**AIM**
Search the listing for the string "text" and copy every line that contains it.
══ MATERIAL PROVIDED
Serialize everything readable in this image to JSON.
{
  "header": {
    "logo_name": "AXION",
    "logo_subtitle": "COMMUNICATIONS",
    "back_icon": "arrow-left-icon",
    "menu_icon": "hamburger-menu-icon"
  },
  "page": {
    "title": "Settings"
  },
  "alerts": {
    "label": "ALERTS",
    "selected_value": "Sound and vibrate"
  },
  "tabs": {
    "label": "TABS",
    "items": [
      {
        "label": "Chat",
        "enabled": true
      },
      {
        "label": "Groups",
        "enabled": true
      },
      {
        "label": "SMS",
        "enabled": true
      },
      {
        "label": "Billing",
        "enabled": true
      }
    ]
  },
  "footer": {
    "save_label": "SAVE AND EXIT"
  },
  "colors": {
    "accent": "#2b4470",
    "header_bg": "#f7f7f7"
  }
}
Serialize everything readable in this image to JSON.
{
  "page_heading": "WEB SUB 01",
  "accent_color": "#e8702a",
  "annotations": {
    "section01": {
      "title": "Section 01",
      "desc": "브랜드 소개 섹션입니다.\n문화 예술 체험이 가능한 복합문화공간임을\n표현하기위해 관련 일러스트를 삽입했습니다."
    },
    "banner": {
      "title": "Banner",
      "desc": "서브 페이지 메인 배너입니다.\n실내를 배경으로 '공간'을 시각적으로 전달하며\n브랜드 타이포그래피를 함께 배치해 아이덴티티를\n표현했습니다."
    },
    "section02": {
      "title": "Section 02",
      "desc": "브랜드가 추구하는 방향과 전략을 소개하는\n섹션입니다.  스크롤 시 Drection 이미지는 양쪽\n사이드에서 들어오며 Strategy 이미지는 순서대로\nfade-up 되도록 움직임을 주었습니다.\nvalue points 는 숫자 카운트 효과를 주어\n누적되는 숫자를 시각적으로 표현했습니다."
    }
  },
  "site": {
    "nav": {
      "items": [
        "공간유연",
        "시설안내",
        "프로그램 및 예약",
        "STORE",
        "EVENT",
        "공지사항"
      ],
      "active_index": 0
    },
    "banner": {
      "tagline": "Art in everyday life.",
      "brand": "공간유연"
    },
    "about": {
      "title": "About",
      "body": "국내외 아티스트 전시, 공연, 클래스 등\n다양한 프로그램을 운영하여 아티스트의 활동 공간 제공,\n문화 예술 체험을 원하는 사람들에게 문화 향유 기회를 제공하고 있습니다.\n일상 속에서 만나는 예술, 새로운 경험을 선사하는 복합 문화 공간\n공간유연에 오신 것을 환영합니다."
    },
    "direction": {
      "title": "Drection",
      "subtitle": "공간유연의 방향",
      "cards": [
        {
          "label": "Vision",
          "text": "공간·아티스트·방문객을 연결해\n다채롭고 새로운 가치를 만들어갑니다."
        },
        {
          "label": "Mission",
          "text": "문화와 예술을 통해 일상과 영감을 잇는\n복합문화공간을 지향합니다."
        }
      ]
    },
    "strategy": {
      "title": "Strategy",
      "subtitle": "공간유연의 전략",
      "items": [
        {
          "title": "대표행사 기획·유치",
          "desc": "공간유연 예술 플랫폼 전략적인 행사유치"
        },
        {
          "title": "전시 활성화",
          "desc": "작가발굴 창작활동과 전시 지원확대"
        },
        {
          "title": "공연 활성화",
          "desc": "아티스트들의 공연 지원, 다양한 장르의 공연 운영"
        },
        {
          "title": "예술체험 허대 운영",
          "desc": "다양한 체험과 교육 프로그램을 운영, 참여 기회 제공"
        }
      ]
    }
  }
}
════
**THE REPLY**
          "text": "공간·아티스트·방문객을 연결해\n다채롭고 새로운 가치를 만들어갑니다."
          "text": "문화와 예술을 통해 일상과 영감을 잇는\n복합문화공간을 지향합니다."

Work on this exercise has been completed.